## Objectif de l'exercice
Restituez mot pour mot le passage du document sur la COP26 qui commence à « En effet, les » et se termine à « de la Barbade. ».

## Document
━━━━━━━━━━━━━━━━
Après l’adoption samedi, dans la douleur, du “pacte de Glasgow pour le climat”, texte officiel de la COP26, les constats sont amers. Même le président de la COP26 Alok Sharma s’est dit “profondément désolé” et a reconnu que “le pouls de l’objectif de 1,5°C est faible”. Le chef de l’ONU, António Guterres, estime lui qu’il est temps de passer “en mode urgence”.  Car “la catastrophe climatique frappe toujours à la porte”.

Vers un monde à 2,7°C

En effet, les promesses actuelles des États mènent à un réchauffement planétaire allant jusqu’à 2,7°C, a estimé l’ONU. Le principal échec est là. Car seulement 2 °C serait déjà “une condamnation à mort pour les populations d’Antigua-et-Barbuda, des Maldives, des Fidji, du Kenya ou du Mozambique, des Samoa, de la Barbade…”, a prévenu Mia Mottley, Première ministre de la Barbade.
━━━━━━━━━━━━━━━━
## Données fournies
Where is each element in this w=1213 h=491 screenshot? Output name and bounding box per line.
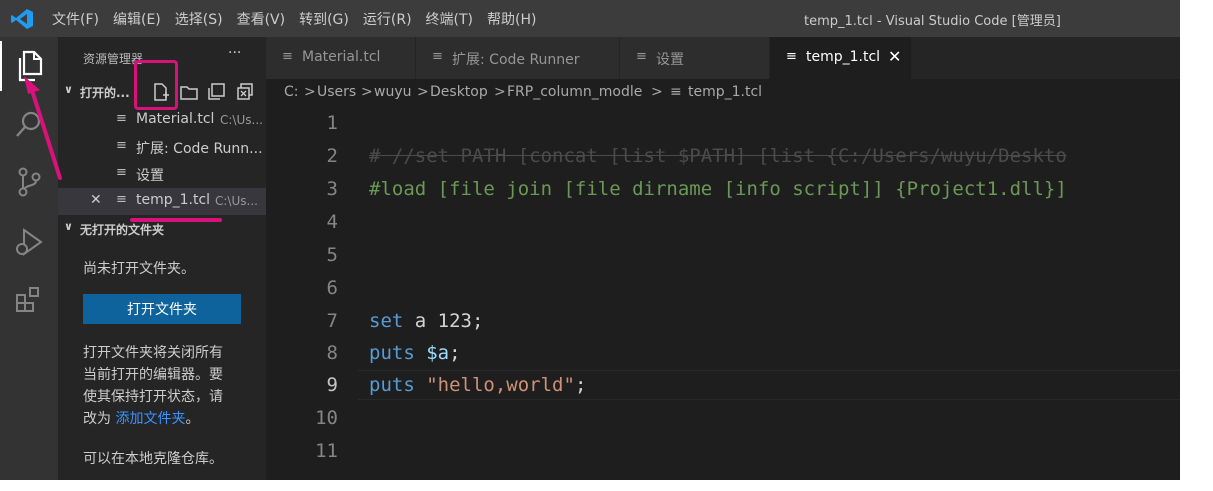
━━━━━━━━━━━━━━━━
## En réponse
En effet, les promesses actuelles des États mènent à un réchauffement planétaire allant jusqu’à 2,7°C, a estimé l’ONU. Le principal échec est là. Car seulement 2 °C serait déjà “une condamnation à mort pour les populations d’Antigua-et-Barbuda, des Maldives, des Fidji, du Kenya ou du Mozambique, des Samoa, de la Barbade…”, a prévenu Mia Mottley, Première ministre de la Barbade.